Short task:
Without the pictures, output the records below word for word.
═════ Material for this exercise ═════
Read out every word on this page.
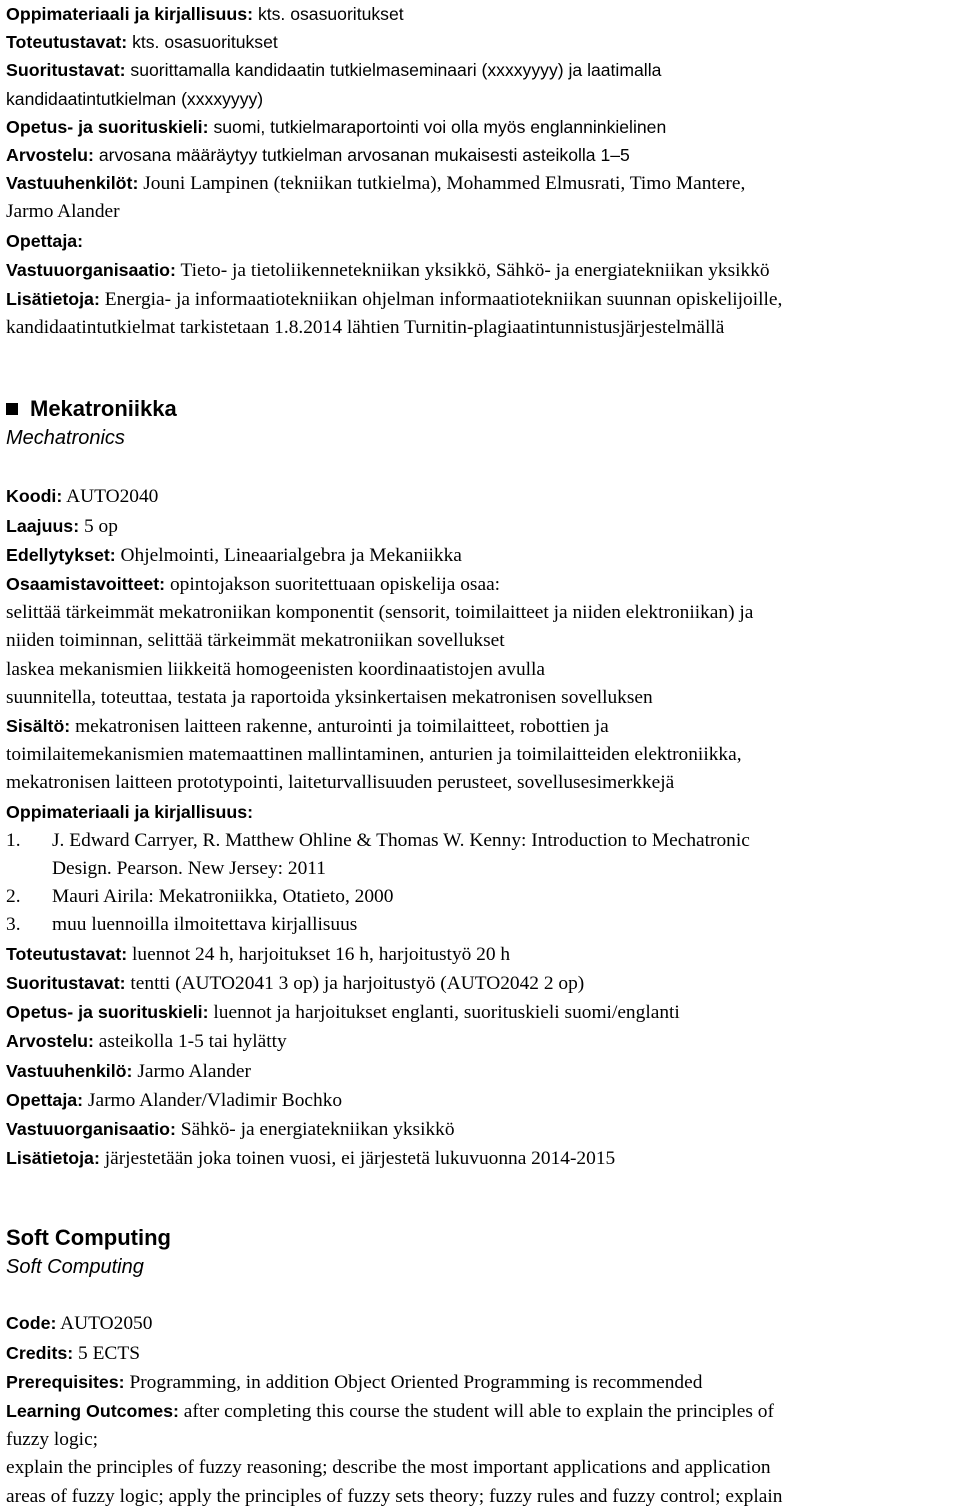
Oppimateriaali ja kirjallisuus: kts. osasuoritukset
Toteutustavat: kts. osasuoritukset
Suoritustavat: suorittamalla kandidaatin tutkielmaseminaari (xxxxyyyy) ja laatimalla
kandidaatintutkielman (xxxxyyyy)
Opetus- ja suorituskieli: suomi, tutkielmaraportointi voi olla myös englanninkielinen
Arvostelu: arvosana määräytyy tutkielman arvosanan mukaisesti asteikolla 1–5
Vastuuhenkilöt: Jouni Lampinen (tekniikan tutkielma), Mohammed Elmusrati, Timo Mantere,
Jarmo Alander
Opettaja:
Vastuuorganisaatio: Tieto- ja tietoliikennetekniikan yksikkö, Sähkö- ja energiatekniikan yksikkö
Lisätietoja: Energia- ja informaatiotekniikan ohjelman informaatiotekniikan suunnan opiskelijoille,
kandidaatintutkielmat tarkistetaan 1.8.2014 lähtien Turnitin-plagiaatintunnistusjärjestelmällä
Mekatroniikka
Mechatronics
Koodi: AUTO2040
Laajuus: 5 op
Edellytykset: Ohjelmointi, Lineaarialgebra ja Mekaniikka
Osaamistavoitteet: opintojakson suoritettuaan opiskelija osaa:
selittää tärkeimmät mekatroniikan komponentit (sensorit, toimilaitteet ja niiden elektroniikan) ja
niiden toiminnan, selittää tärkeimmät mekatroniikan sovellukset
laskea mekanismien liikkeitä homogeenisten koordinaatistojen avulla
suunnitella, toteuttaa, testata ja raportoida yksinkertaisen mekatronisen sovelluksen
Sisältö: mekatronisen laitteen rakenne, anturointi ja toimilaitteet, robottien ja
toimilaitemekanismien matemaattinen mallintaminen, anturien ja toimilaitteiden elektroniikka,
mekatronisen laitteen prototypointi, laiteturvallisuuden perusteet, sovellusesimerkkejä
Oppimateriaali ja kirjallisuus:
1.	J. Edward Carryer, R. Matthew Ohline & Thomas W. Kenny: Introduction to Mechatronic
Design. Pearson. New Jersey: 2011
2.	Mauri Airila: Mekatroniikka, Otatieto, 2000
3.	muu luennoilla ilmoitettava kirjallisuus
Toteutustavat: luennot 24 h, harjoitukset 16 h, harjoitustyö 20 h
Suoritustavat: tentti (AUTO2041 3 op) ja harjoitustyö (AUTO2042 2 op)
Opetus- ja suorituskieli: luennot ja harjoitukset englanti, suorituskieli suomi/englanti
Arvostelu: asteikolla 1-5 tai hylätty
Vastuuhenkilö: Jarmo Alander
Opettaja: Jarmo Alander/Vladimir Bochko
Vastuuorganisaatio: Sähkö- ja energiatekniikan yksikkö
Lisätietoja: järjestetään joka toinen vuosi, ei järjestetä lukuvuonna 2014-2015
Soft Computing
Soft Computing
Code: AUTO2050
Credits: 5 ECTS
Prerequisites: Programming, in addition Object Oriented Programming is recommended
Learning Outcomes: after completing this course the student will able to explain the principles of
fuzzy logic;
explain the principles of fuzzy reasoning; describe the most important applications and application
areas of fuzzy logic; apply the principles of fuzzy sets theory; fuzzy rules and fuzzy control; explain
═════
Answer:
Read out every word on this page.
Oppimateriaali ja kirjallisuus: kts. osasuoritukset
Toteutustavat: kts. osasuoritukset
Suoritustavat: suorittamalla kandidaatin tutkielmaseminaari (xxxxyyyy) ja laatimalla
kandidaatintutkielman (xxxxyyyy)
Opetus- ja suorituskieli: suomi, tutkielmaraportointi voi olla myös englanninkielinen
Arvostelu: arvosana määräytyy tutkielman arvosanan mukaisesti asteikolla 1–5
Vastuuhenkilöt: Jouni Lampinen (tekniikan tutkielma), Mohammed Elmusrati, Timo Mantere,
Jarmo Alander
Opettaja:
Vastuuorganisaatio: Tieto- ja tietoliikennetekniikan yksikkö, Sähkö- ja energiatekniikan yksikkö
Lisätietoja: Energia- ja informaatiotekniikan ohjelman informaatiotekniikan suunnan opiskelijoille,
kandidaatintutkielmat tarkistetaan 1.8.2014 lähtien Turnitin-plagiaatintunnistusjärjestelmällä
Mekatroniikka
Mechatronics
Koodi: AUTO2040
Laajuus: 5 op
Edellytykset: Ohjelmointi, Lineaarialgebra ja Mekaniikka
Osaamistavoitteet: opintojakson suoritettuaan opiskelija osaa:
selittää tärkeimmät mekatroniikan komponentit (sensorit, toimilaitteet ja niiden elektroniikan) ja
niiden toiminnan, selittää tärkeimmät mekatroniikan sovellukset
laskea mekanismien liikkeitä homogeenisten koordinaatistojen avulla
suunnitella, toteuttaa, testata ja raportoida yksinkertaisen mekatronisen sovelluksen
Sisältö: mekatronisen laitteen rakenne, anturointi ja toimilaitteet, robottien ja
toimilaitemekanismien matemaattinen mallintaminen, anturien ja toimilaitteiden elektroniikka,
mekatronisen laitteen prototypointi, laiteturvallisuuden perusteet, sovellusesimerkkejä
Oppimateriaali ja kirjallisuus:
1.	J. Edward Carryer, R. Matthew Ohline & Thomas W. Kenny: Introduction to Mechatronic
Design. Pearson. New Jersey: 2011
2.	Mauri Airila: Mekatroniikka, Otatieto, 2000
3.	muu luennoilla ilmoitettava kirjallisuus
Toteutustavat: luennot 24 h, harjoitukset 16 h, harjoitustyö 20 h
Suoritustavat: tentti (AUTO2041 3 op) ja harjoitustyö (AUTO2042 2 op)
Opetus- ja suorituskieli: luennot ja harjoitukset englanti, suorituskieli suomi/englanti
Arvostelu: asteikolla 1-5 tai hylätty
Vastuuhenkilö: Jarmo Alander
Opettaja: Jarmo Alander/Vladimir Bochko
Vastuuorganisaatio: Sähkö- ja energiatekniikan yksikkö
Lisätietoja: järjestetään joka toinen vuosi, ei järjestetä lukuvuonna 2014-2015
Soft Computing
Soft Computing
Code: AUTO2050
Credits: 5 ECTS
Prerequisites: Programming, in addition Object Oriented Programming is recommended
Learning Outcomes: after completing this course the student will able to explain the principles of
fuzzy logic;
explain the principles of fuzzy reasoning; describe the most important applications and application
areas of fuzzy logic; apply the principles of fuzzy sets theory; fuzzy rules and fuzzy control; explain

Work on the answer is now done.